* [RECORDS SHOWN]:
:::::

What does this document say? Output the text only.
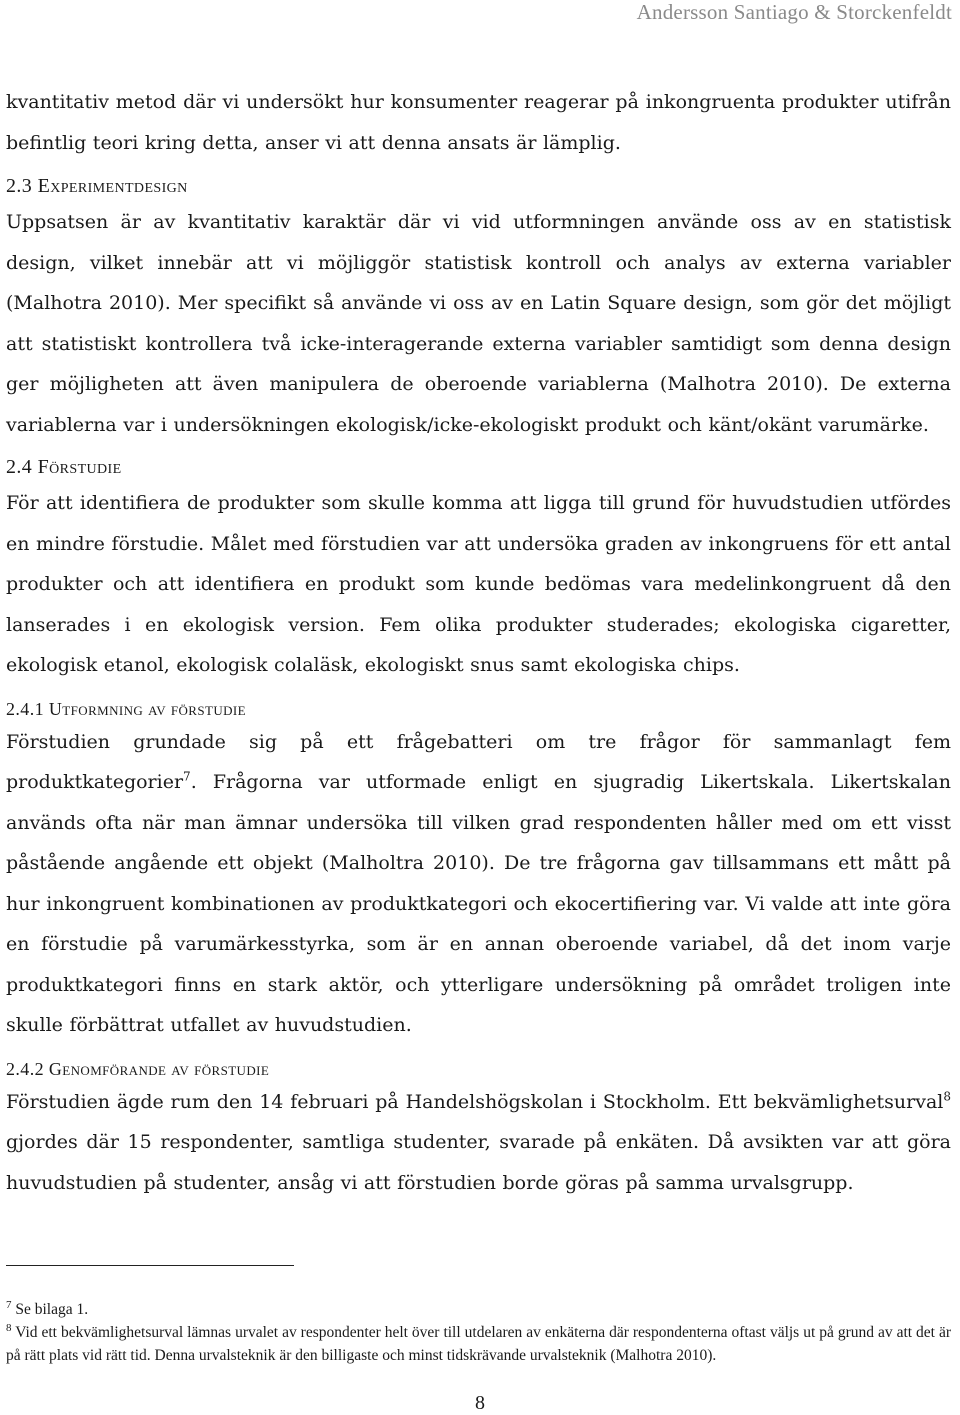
Andersson Santiago & Storckenfeldt

kvantitativ metod där vi undersökt hur konsumenter reagerar på inkongruenta produkter utifrån befintlig teori kring detta, anser vi att denna ansats är lämplig.

2.3 Experimentdesign

Uppsatsen är av kvantitativ karaktär där vi vid utformningen använde oss av en statistisk design, vilket innebär att vi möjliggör statistisk kontroll och analys av externa variabler (Malhotra 2010). Mer specifikt så använde vi oss av en Latin Square design, som gör det möjligt att statistiskt kontrollera två icke-interagerande externa variabler samtidigt som denna design ger möjligheten att även manipulera de oberoende variablerna (Malhotra 2010). De externa variablerna var i undersökningen ekologisk/icke-ekologiskt produkt och känt/okänt varumärke.

2.4 Förstudie

För att identifiera de produkter som skulle komma att ligga till grund för huvudstudien utfördes en mindre förstudie. Målet med förstudien var att undersöka graden av inkongruens för ett antal produkter och att identifiera en produkt som kunde bedömas vara medelinkongruent då den lanserades i en ekologisk version. Fem olika produkter studerades; ekologiska cigaretter, ekologisk etanol, ekologisk colaläsk, ekologiskt snus samt ekologiska chips.

2.4.1 Utformning av förstudie

Förstudien grundade sig på ett frågebatteri om tre frågor för sammanlagt fem produktkategorier$^7$. Frågorna var utformade enligt en sjugradig Likertskala. Likertskalan används ofta när man ämnar undersöka till vilken grad respondenten håller med om ett visst påstående angående ett objekt (Malholtra 2010). De tre frågorna gav tillsammans ett mått på hur inkongruent kombinationen av produktkategori och ekocertifiering var. Vi valde att inte göra en förstudie på varumärkesstyrka, som är en annan oberoende variabel, då det inom varje produktkategori finns en stark aktör, och ytterligare undersökning på området troligen inte skulle förbättrat utfallet av huvudstudien.

2.4.2 Genomförande av förstudie

Förstudien ägde rum den 14 februari på Handelshögskolan i Stockholm. Ett bekvämlighetsurval$^8$ gjordes där 15 respondenter, samtliga studenter, svarade på enkäten. Då avsikten var att göra huvudstudien på studenter, ansåg vi att förstudien borde göras på samma urvalsgrupp.

$^7$ Se bilaga 1.

$^8$ Vid ett bekvämlighetsurval lämnas urvalet av respondenter helt över till utdelaren av enkäterna där respondenterna oftast väljs ut på grund av att det är på rätt plats vid rätt tid. Denna urvalsteknik är den billigaste och minst tidskrävande urvalsteknik (Malhotra 2010).

8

:::::

* [REQUIRED WORK]: Could you restate the entries word for word, skipping any pictures?

* [REPLY]:
What does this document say? Output the text only.
Andersson Santiago & Storckenfeldt

kvantitativ metod där vi undersökt hur konsumenter reagerar på inkongruenta produkter utifrån befintlig teori kring detta, anser vi att denna ansats är lämplig.

2.3 Experimentdesign

Uppsatsen är av kvantitativ karaktär där vi vid utformningen använde oss av en statistisk design, vilket innebär att vi möjliggör statistisk kontroll och analys av externa variabler (Malhotra 2010). Mer specifikt så använde vi oss av en Latin Square design, som gör det möjligt att statistiskt kontrollera två icke-interagerande externa variabler samtidigt som denna design ger möjligheten att även manipulera de oberoende variablerna (Malhotra 2010). De externa variablerna var i undersökningen ekologisk/icke-ekologiskt produkt och känt/okänt varumärke.

2.4 Förstudie

För att identifiera de produkter som skulle komma att ligga till grund för huvudstudien utfördes en mindre förstudie. Målet med förstudien var att undersöka graden av inkongruens för ett antal produkter och att identifiera en produkt som kunde bedömas vara medelinkongruent då den lanserades i en ekologisk version. Fem olika produkter studerades; ekologiska cigaretter, ekologisk etanol, ekologisk colaläsk, ekologiskt snus samt ekologiska chips.

2.4.1 Utformning av förstudie

Förstudien grundade sig på ett frågebatteri om tre frågor för sammanlagt fem produktkategorier$^7$. Frågorna var utformade enligt en sjugradig Likertskala. Likertskalan används ofta när man ämnar undersöka till vilken grad respondenten håller med om ett visst påstående angående ett objekt (Malholtra 2010). De tre frågorna gav tillsammans ett mått på hur inkongruent kombinationen av produktkategori och ekocertifiering var. Vi valde att inte göra en förstudie på varumärkesstyrka, som är en annan oberoende variabel, då det inom varje produktkategori finns en stark aktör, och ytterligare undersökning på området troligen inte skulle förbättrat utfallet av huvudstudien.

2.4.2 Genomförande av förstudie

Förstudien ägde rum den 14 februari på Handelshögskolan i Stockholm. Ett bekvämlighetsurval$^8$ gjordes där 15 respondenter, samtliga studenter, svarade på enkäten. Då avsikten var att göra huvudstudien på studenter, ansåg vi att förstudien borde göras på samma urvalsgrupp.

$^7$ Se bilaga 1.

$^8$ Vid ett bekvämlighetsurval lämnas urvalet av respondenter helt över till utdelaren av enkäterna där respondenterna oftast väljs ut på grund av att det är på rätt plats vid rätt tid. Denna urvalsteknik är den billigaste och minst tidskrävande urvalsteknik (Malhotra 2010).

8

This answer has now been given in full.